== Input data ==
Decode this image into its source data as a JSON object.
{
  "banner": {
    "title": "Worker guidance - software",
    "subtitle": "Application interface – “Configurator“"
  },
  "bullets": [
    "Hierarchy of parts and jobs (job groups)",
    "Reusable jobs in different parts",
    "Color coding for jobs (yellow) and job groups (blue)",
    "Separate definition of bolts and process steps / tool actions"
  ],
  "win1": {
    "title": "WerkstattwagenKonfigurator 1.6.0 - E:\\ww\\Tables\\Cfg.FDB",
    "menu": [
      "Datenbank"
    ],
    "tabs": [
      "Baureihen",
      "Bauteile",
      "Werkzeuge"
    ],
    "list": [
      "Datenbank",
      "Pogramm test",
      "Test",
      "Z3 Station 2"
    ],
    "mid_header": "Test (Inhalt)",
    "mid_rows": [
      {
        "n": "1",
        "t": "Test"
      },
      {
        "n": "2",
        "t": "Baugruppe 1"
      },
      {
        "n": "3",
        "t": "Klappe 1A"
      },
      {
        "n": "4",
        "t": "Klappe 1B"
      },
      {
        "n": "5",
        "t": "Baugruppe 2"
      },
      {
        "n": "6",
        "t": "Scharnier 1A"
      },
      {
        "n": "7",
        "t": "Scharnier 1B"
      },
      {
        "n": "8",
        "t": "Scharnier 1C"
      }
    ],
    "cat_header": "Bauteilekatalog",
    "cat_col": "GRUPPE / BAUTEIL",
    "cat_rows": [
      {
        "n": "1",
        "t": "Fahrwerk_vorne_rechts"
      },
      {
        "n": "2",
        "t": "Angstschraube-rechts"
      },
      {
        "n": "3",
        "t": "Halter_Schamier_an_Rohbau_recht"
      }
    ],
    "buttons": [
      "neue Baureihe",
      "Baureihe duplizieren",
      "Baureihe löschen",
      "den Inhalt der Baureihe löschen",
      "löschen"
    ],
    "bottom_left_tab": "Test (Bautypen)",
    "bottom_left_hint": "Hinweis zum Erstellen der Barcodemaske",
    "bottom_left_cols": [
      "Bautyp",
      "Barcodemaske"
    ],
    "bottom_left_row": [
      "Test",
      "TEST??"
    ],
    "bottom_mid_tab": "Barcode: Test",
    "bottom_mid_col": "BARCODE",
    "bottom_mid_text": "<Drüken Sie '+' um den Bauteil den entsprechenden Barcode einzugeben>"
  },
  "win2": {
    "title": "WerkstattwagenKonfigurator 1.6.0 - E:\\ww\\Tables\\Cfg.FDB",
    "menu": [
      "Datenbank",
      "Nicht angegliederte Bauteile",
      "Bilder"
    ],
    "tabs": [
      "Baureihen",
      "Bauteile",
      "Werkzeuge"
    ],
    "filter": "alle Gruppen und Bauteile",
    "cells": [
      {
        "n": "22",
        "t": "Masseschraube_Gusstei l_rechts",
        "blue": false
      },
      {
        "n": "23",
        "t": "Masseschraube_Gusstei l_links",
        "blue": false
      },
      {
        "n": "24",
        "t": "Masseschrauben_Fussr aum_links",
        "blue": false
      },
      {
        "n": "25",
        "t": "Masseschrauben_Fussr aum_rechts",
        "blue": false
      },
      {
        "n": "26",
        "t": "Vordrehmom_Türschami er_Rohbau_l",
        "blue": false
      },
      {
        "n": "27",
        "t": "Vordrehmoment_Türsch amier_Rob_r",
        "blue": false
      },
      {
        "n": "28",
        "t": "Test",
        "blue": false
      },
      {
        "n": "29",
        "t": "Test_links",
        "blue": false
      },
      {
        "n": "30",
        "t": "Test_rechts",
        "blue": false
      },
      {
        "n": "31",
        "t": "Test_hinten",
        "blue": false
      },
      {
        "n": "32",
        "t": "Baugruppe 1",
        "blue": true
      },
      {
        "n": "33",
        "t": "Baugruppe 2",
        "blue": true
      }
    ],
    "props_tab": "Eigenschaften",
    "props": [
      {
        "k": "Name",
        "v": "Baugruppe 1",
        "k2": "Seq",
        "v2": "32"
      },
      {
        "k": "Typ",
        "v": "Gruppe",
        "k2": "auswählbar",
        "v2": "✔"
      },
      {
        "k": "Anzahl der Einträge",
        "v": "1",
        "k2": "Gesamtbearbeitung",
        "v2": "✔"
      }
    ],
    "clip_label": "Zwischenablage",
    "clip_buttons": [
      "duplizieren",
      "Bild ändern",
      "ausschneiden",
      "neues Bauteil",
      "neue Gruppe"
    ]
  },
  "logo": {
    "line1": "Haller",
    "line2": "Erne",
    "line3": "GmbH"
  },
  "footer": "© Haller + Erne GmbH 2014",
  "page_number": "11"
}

== The task ==
Return each entry from the material above exactly as it appears.

== Reply ==
Decode this image into its source data as a JSON object.
{
  "banner": {
    "title": "Worker guidance - software",
    "subtitle": "Application interface – “Configurator“"
  },
  "bullets": [
    "Hierarchy of parts and jobs (job groups)",
    "Reusable jobs in different parts",
    "Color coding for jobs (yellow) and job groups (blue)",
    "Separate definition of bolts and process steps / tool actions"
  ],
  "win1": {
    "title": "WerkstattwagenKonfigurator 1.6.0 - E:\\ww\\Tables\\Cfg.FDB",
    "menu": [
      "Datenbank"
    ],
    "tabs": [
      "Baureihen",
      "Bauteile",
      "Werkzeuge"
    ],
    "list": [
      "Datenbank",
      "Pogramm test",
      "Test",
      "Z3 Station 2"
    ],
    "mid_header": "Test (Inhalt)",
    "mid_rows": [
      {
        "n": "1",
        "t": "Test"
      },
      {
        "n": "2",
        "t": "Baugruppe 1"
      },
      {
        "n": "3",
        "t": "Klappe 1A"
      },
      {
        "n": "4",
        "t": "Klappe 1B"
      },
      {
        "n": "5",
        "t": "Baugruppe 2"
      },
      {
        "n": "6",
        "t": "Scharnier 1A"
      },
      {
        "n": "7",
        "t": "Scharnier 1B"
      },
      {
        "n": "8",
        "t": "Scharnier 1C"
      }
    ],
    "cat_header": "Bauteilekatalog",
    "cat_col": "GRUPPE / BAUTEIL",
    "cat_rows": [
      {
        "n": "1",
        "t": "Fahrwerk_vorne_rechts"
      },
      {
        "n": "2",
        "t": "Angstschraube-rechts"
      },
      {
        "n": "3",
        "t": "Halter_Schamier_an_Rohbau_recht"
      }
    ],
    "buttons": [
      "neue Baureihe",
      "Baureihe duplizieren",
      "Baureihe löschen",
      "den Inhalt der Baureihe löschen",
      "löschen"
    ],
    "bottom_left_tab": "Test (Bautypen)",
    "bottom_left_hint": "Hinweis zum Erstellen der Barcodemaske",
    "bottom_left_cols": [
      "Bautyp",
      "Barcodemaske"
    ],
    "bottom_left_row": [
      "Test",
      "TEST??"
    ],
    "bottom_mid_tab": "Barcode: Test",
    "bottom_mid_col": "BARCODE",
    "bottom_mid_text": "<Drüken Sie '+' um den Bauteil den entsprechenden Barcode einzugeben>"
  },
  "win2": {
    "title": "WerkstattwagenKonfigurator 1.6.0 - E:\\ww\\Tables\\Cfg.FDB",
    "menu": [
      "Datenbank",
      "Nicht angegliederte Bauteile",
      "Bilder"
    ],
    "tabs": [
      "Baureihen",
      "Bauteile",
      "Werkzeuge"
    ],
    "filter": "alle Gruppen und Bauteile",
    "cells": [
      {
        "n": "22",
        "t": "Masseschraube_Gusstei l_rechts",
        "blue": false
      },
      {
        "n": "23",
        "t": "Masseschraube_Gusstei l_links",
        "blue": false
      },
      {
        "n": "24",
        "t": "Masseschrauben_Fussr aum_links",
        "blue": false
      },
      {
        "n": "25",
        "t": "Masseschrauben_Fussr aum_rechts",
        "blue": false
      },
      {
        "n": "26",
        "t": "Vordrehmom_Türschami er_Rohbau_l",
        "blue": false
      },
      {
        "n": "27",
        "t": "Vordrehmoment_Türsch amier_Rob_r",
        "blue": false
      },
      {
        "n": "28",
        "t": "Test",
        "blue": false
      },
      {
        "n": "29",
        "t": "Test_links",
        "blue": false
      },
      {
        "n": "30",
        "t": "Test_rechts",
        "blue": false
      },
      {
        "n": "31",
        "t": "Test_hinten",
        "blue": false
      },
      {
        "n": "32",
        "t": "Baugruppe 1",
        "blue": true
      },
      {
        "n": "33",
        "t": "Baugruppe 2",
        "blue": true
      }
    ],
    "props_tab": "Eigenschaften",
    "props": [
      {
        "k": "Name",
        "v": "Baugruppe 1",
        "k2": "Seq",
        "v2": "32"
      },
      {
        "k": "Typ",
        "v": "Gruppe",
        "k2": "auswählbar",
        "v2": "✔"
      },
      {
        "k": "Anzahl der Einträge",
        "v": "1",
        "k2": "Gesamtbearbeitung",
        "v2": "✔"
      }
    ],
    "clip_label": "Zwischenablage",
    "clip_buttons": [
      "duplizieren",
      "Bild ändern",
      "ausschneiden",
      "neues Bauteil",
      "neue Gruppe"
    ]
  },
  "logo": {
    "line1": "Haller",
    "line2": "Erne",
    "line3": "GmbH"
  },
  "footer": "© Haller + Erne GmbH 2014",
  "page_number": "11"
}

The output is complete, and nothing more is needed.